- _What this task involves_
Copy out the lines from the first one through the line containing "alert-message: Before returning", inclusive, reproducing each without any change.

- _Provided records_

══════════════════════════════

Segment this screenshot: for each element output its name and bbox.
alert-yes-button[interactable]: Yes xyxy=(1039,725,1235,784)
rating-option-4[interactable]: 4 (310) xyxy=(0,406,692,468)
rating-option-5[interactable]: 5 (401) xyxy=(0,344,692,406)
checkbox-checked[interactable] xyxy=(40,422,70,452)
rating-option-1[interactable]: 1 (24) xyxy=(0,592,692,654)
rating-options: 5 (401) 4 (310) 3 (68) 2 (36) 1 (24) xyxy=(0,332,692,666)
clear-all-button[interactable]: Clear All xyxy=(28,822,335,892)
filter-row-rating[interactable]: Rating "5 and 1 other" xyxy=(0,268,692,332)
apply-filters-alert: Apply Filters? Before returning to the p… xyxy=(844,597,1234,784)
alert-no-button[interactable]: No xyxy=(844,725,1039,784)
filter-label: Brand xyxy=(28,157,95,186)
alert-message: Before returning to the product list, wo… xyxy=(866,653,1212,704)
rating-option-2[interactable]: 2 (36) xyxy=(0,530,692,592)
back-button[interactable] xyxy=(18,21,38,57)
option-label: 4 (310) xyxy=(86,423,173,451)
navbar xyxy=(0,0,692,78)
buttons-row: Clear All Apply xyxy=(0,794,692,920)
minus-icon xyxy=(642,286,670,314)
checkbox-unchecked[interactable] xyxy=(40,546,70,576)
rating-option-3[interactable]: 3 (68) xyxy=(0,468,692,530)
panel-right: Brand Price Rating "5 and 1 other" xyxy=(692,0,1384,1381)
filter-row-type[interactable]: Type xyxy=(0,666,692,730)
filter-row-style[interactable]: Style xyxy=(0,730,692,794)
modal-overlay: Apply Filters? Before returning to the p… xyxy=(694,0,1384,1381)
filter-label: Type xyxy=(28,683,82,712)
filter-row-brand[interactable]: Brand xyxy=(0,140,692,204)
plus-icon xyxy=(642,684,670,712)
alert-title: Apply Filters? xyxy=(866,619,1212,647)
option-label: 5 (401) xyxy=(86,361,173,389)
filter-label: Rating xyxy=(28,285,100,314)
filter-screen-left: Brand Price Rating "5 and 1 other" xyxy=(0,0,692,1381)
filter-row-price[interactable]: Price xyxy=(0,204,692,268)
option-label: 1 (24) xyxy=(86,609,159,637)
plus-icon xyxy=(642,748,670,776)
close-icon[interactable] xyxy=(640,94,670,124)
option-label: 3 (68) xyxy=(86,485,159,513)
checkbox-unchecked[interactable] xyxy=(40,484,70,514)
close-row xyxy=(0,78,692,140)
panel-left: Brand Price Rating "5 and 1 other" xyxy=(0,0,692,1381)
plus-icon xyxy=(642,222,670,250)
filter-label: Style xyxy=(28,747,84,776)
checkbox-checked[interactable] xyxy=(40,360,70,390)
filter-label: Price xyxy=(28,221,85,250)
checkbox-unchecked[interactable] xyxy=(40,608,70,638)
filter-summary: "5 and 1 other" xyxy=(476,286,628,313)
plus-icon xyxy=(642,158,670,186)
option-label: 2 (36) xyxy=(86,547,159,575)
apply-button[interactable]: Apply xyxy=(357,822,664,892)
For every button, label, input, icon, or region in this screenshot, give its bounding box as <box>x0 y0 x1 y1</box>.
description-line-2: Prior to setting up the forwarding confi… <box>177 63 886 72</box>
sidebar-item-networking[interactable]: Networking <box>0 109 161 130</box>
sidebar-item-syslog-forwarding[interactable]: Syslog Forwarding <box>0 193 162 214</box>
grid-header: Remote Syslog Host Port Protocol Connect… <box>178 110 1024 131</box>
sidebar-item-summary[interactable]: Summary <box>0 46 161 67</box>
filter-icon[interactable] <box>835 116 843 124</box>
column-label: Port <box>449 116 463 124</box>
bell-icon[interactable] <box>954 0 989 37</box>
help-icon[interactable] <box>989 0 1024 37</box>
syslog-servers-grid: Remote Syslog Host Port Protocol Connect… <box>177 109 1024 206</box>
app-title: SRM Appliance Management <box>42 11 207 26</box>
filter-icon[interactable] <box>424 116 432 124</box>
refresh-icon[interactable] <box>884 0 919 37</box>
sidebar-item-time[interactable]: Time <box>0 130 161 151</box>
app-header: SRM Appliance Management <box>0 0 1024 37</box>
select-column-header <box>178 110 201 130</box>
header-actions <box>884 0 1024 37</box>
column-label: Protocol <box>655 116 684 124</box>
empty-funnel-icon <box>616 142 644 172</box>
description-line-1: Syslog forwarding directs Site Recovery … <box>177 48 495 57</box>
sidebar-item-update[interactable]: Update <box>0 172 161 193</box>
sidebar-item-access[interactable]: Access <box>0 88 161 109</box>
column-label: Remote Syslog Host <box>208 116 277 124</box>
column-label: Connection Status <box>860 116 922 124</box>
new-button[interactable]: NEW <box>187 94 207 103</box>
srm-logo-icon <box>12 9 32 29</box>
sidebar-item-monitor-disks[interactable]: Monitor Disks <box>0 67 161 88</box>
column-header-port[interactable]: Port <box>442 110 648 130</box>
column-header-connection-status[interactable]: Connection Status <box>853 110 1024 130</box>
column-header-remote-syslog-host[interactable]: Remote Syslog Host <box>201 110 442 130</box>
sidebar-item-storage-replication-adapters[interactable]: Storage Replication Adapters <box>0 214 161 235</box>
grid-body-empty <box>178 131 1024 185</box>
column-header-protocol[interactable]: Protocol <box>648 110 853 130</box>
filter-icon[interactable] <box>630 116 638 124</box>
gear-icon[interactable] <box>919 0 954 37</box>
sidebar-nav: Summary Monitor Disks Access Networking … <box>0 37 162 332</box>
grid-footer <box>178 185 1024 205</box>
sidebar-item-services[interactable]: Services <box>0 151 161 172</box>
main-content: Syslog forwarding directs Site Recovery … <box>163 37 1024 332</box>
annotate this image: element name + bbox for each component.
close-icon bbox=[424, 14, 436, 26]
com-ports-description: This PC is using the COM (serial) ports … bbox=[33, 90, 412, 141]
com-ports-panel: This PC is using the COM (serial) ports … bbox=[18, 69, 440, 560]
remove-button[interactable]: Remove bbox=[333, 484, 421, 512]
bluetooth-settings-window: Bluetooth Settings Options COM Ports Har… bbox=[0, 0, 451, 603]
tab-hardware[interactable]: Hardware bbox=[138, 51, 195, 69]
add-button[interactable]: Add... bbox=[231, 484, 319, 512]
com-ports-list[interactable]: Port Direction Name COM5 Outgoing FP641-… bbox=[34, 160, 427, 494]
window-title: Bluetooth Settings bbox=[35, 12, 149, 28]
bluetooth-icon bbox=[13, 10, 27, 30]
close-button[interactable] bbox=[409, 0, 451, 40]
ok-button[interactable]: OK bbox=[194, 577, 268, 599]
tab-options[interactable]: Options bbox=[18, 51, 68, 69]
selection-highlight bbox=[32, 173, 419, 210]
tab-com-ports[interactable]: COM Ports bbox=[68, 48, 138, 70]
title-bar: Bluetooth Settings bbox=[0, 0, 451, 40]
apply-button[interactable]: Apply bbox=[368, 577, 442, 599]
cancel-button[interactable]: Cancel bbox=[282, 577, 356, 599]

══════════════════════════════

- _Answer to this problem_
Segment this screenshot: for each element output its name and bbox.
alert-yes-button[interactable]: Yes xyxy=(1039,725,1235,784)
rating-option-4[interactable]: 4 (310) xyxy=(0,406,692,468)
rating-option-5[interactable]: 5 (401) xyxy=(0,344,692,406)
checkbox-checked[interactable] xyxy=(40,422,70,452)
rating-option-1[interactable]: 1 (24) xyxy=(0,592,692,654)
rating-options: 5 (401) 4 (310) 3 (68) 2 (36) 1 (24) xyxy=(0,332,692,666)
clear-all-button[interactable]: Clear All xyxy=(28,822,335,892)
filter-row-rating[interactable]: Rating "5 and 1 other" xyxy=(0,268,692,332)
apply-filters-alert: Apply Filters? Before returning to the p… xyxy=(844,597,1234,784)
alert-no-button[interactable]: No xyxy=(844,725,1039,784)
filter-label: Brand xyxy=(28,157,95,186)
alert-message: Before returning to the product list, wo… xyxy=(866,653,1212,704)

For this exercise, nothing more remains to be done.